_Rows_

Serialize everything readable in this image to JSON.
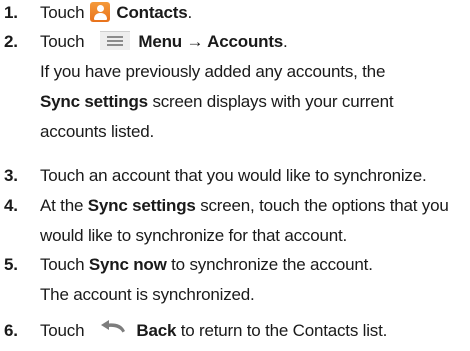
{
  "icons": {
    "contacts": "contacts-icon",
    "menu": "menu-icon",
    "back": "back-arrow-icon",
    "contacts_color": "#f08a2a"
  },
  "steps": [
    {
      "number": "1.",
      "pre": "Touch",
      "bold": "Contacts",
      "post": "."
    },
    {
      "number": "2.",
      "pre": "Touch",
      "bold": "Menu → Accounts",
      "post": ".",
      "note": {
        "line1": "If you have previously added any accounts, the",
        "bold": "Sync settings",
        "line2_rest": " screen displays with your current",
        "line3": "accounts listed."
      }
    },
    {
      "number": "3.",
      "text": "Touch an account that you would like to synchronize."
    },
    {
      "number": "4.",
      "pre": "At the ",
      "bold": "Sync settings",
      "post": " screen, touch the options that you",
      "line2": "would like to synchronize for that account."
    },
    {
      "number": "5.",
      "pre": "Touch ",
      "bold": "Sync now",
      "post": " to synchronize the account.",
      "line2": "The account is synchronized."
    },
    {
      "number": "6.",
      "pre": "Touch",
      "bold": "Back",
      "post": " to return to the Contacts list."
    }
  ]
}
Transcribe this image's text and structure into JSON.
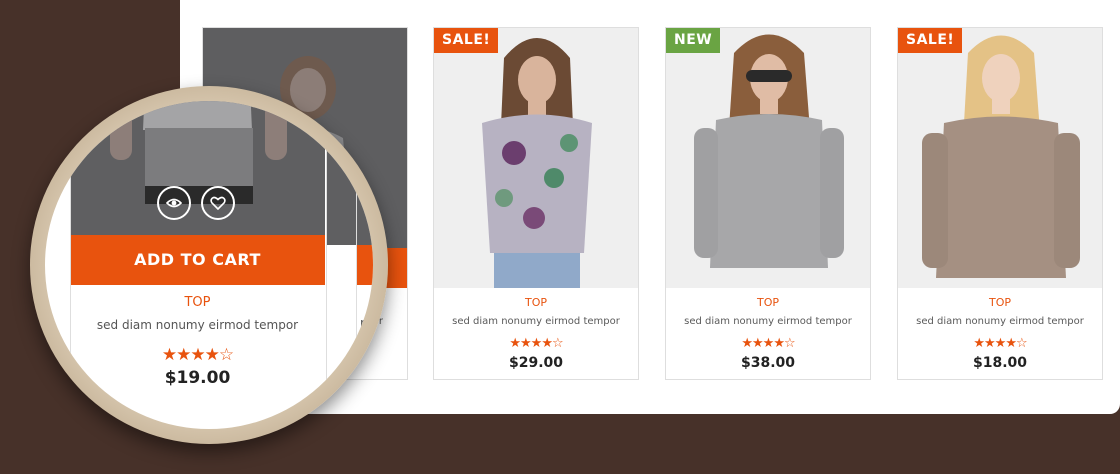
{
  "products": [
    {
      "badge": "",
      "category": "TOP",
      "description": "sed diam nonumy eirmod tempor",
      "stars": "★★★★☆",
      "rating": 4,
      "price": "$19.00"
    },
    {
      "badge": "SALE!",
      "category": "TOP",
      "description": "sed diam nonumy eirmod tempor",
      "stars": "★★★★☆",
      "rating": 4,
      "price": "$29.00"
    },
    {
      "badge": "NEW",
      "category": "TOP",
      "description": "sed diam nonumy eirmod tempor",
      "stars": "★★★★☆",
      "rating": 4,
      "price": "$38.00"
    },
    {
      "badge": "SALE!",
      "category": "TOP",
      "description": "sed diam nonumy eirmod tempor",
      "stars": "★★★★☆",
      "rating": 4,
      "price": "$18.00"
    }
  ],
  "magnified": {
    "add_to_cart_label": "ADD TO CART",
    "category": "TOP",
    "description": "sed diam nonumy eirmod tempor",
    "stars": "★★★★☆",
    "price": "$19.00",
    "partial_text": "r"
  },
  "icons": {
    "quick_view": "eye-icon",
    "wishlist": "heart-icon"
  },
  "colors": {
    "accent": "#e8530e",
    "new_badge": "#6aa443",
    "background": "#473129"
  }
}
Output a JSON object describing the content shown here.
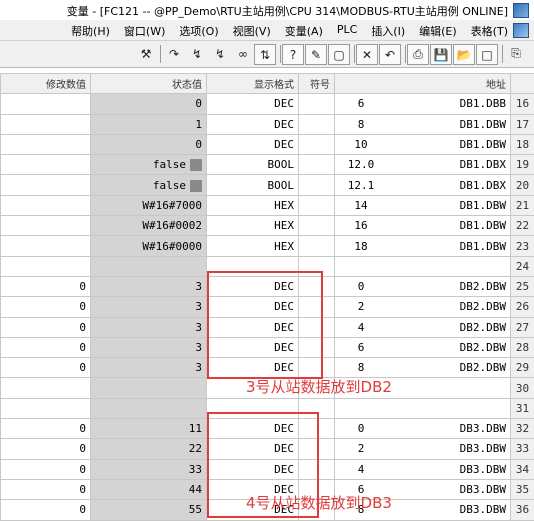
{
  "window": {
    "title": "变量 - [FC121 -- @PP_Demo\\RTU主站用例\\CPU 314\\MODBUS-RTU主站用例  ONLINE]"
  },
  "menu": {
    "items": [
      "表格(T)",
      "编辑(E)",
      "插入(I)",
      "PLC",
      "变量(A)",
      "视图(V)",
      "选项(O)",
      "窗口(W)",
      "帮助(H)"
    ]
  },
  "toolbar": {
    "tools": [
      "pin",
      "new",
      "open",
      "save",
      "print",
      "cut",
      "undo",
      "monitor",
      "force",
      "help",
      "trigger",
      "trigger-now",
      "modify",
      "update",
      "values",
      "ok"
    ]
  },
  "table": {
    "headers": {
      "address": "地址",
      "symbol": "符号",
      "display_format": "显示格式",
      "status_value": "状态值",
      "modify_value": "修改数值"
    },
    "rows": [
      {
        "num": "16",
        "area": "DB1.DBB",
        "offset": "6",
        "symbol": "",
        "format": "DEC",
        "status": "0",
        "modify": "",
        "bool": false
      },
      {
        "num": "17",
        "area": "DB1.DBW",
        "offset": "8",
        "symbol": "",
        "format": "DEC",
        "status": "1",
        "modify": "",
        "bool": false
      },
      {
        "num": "18",
        "area": "DB1.DBW",
        "offset": "10",
        "symbol": "",
        "format": "DEC",
        "status": "0",
        "modify": "",
        "bool": false
      },
      {
        "num": "19",
        "area": "DB1.DBX",
        "offset": "12.0",
        "symbol": "",
        "format": "BOOL",
        "status": "false",
        "modify": "",
        "bool": true
      },
      {
        "num": "20",
        "area": "DB1.DBX",
        "offset": "12.1",
        "symbol": "",
        "format": "BOOL",
        "status": "false",
        "modify": "",
        "bool": true
      },
      {
        "num": "21",
        "area": "DB1.DBW",
        "offset": "14",
        "symbol": "",
        "format": "HEX",
        "status": "W#16#7000",
        "modify": "",
        "bool": false
      },
      {
        "num": "22",
        "area": "DB1.DBW",
        "offset": "16",
        "symbol": "",
        "format": "HEX",
        "status": "W#16#0002",
        "modify": "",
        "bool": false
      },
      {
        "num": "23",
        "area": "DB1.DBW",
        "offset": "18",
        "symbol": "",
        "format": "HEX",
        "status": "W#16#0000",
        "modify": "",
        "bool": false
      },
      {
        "num": "24",
        "area": "",
        "offset": "",
        "symbol": "",
        "format": "",
        "status": "",
        "modify": "",
        "bool": false
      },
      {
        "num": "25",
        "area": "DB2.DBW",
        "offset": "0",
        "symbol": "",
        "format": "DEC",
        "status": "3",
        "modify": "0",
        "bool": false
      },
      {
        "num": "26",
        "area": "DB2.DBW",
        "offset": "2",
        "symbol": "",
        "format": "DEC",
        "status": "3",
        "modify": "0",
        "bool": false
      },
      {
        "num": "27",
        "area": "DB2.DBW",
        "offset": "4",
        "symbol": "",
        "format": "DEC",
        "status": "3",
        "modify": "0",
        "bool": false
      },
      {
        "num": "28",
        "area": "DB2.DBW",
        "offset": "6",
        "symbol": "",
        "format": "DEC",
        "status": "3",
        "modify": "0",
        "bool": false
      },
      {
        "num": "29",
        "area": "DB2.DBW",
        "offset": "8",
        "symbol": "",
        "format": "DEC",
        "status": "3",
        "modify": "0",
        "bool": false
      },
      {
        "num": "30",
        "area": "",
        "offset": "",
        "symbol": "",
        "format": "",
        "status": "",
        "modify": "",
        "bool": false
      },
      {
        "num": "31",
        "area": "",
        "offset": "",
        "symbol": "",
        "format": "",
        "status": "",
        "modify": "",
        "bool": false
      },
      {
        "num": "32",
        "area": "DB3.DBW",
        "offset": "0",
        "symbol": "",
        "format": "DEC",
        "status": "11",
        "modify": "0",
        "bool": false
      },
      {
        "num": "33",
        "area": "DB3.DBW",
        "offset": "2",
        "symbol": "",
        "format": "DEC",
        "status": "22",
        "modify": "0",
        "bool": false
      },
      {
        "num": "34",
        "area": "DB3.DBW",
        "offset": "4",
        "symbol": "",
        "format": "DEC",
        "status": "33",
        "modify": "0",
        "bool": false
      },
      {
        "num": "35",
        "area": "DB3.DBW",
        "offset": "6",
        "symbol": "",
        "format": "DEC",
        "status": "44",
        "modify": "0",
        "bool": false
      },
      {
        "num": "36",
        "area": "DB3.DBW",
        "offset": "8",
        "symbol": "",
        "format": "DEC",
        "status": "55",
        "modify": "0",
        "bool": false
      }
    ]
  },
  "annotations": {
    "db2_label": "3号从站数据放到DB2",
    "db3_label": "4号从站数据放到DB3",
    "color": "#e03c3c"
  }
}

_What you should do_
Find the word "price" in the entries, and copy every line it shows up in.

_Reply to the exercise_
      "price": "$19.00"
      "price": "$29.00"
      "price": "$38.00"
      "price": "$18.00"
    "price": "$19.00",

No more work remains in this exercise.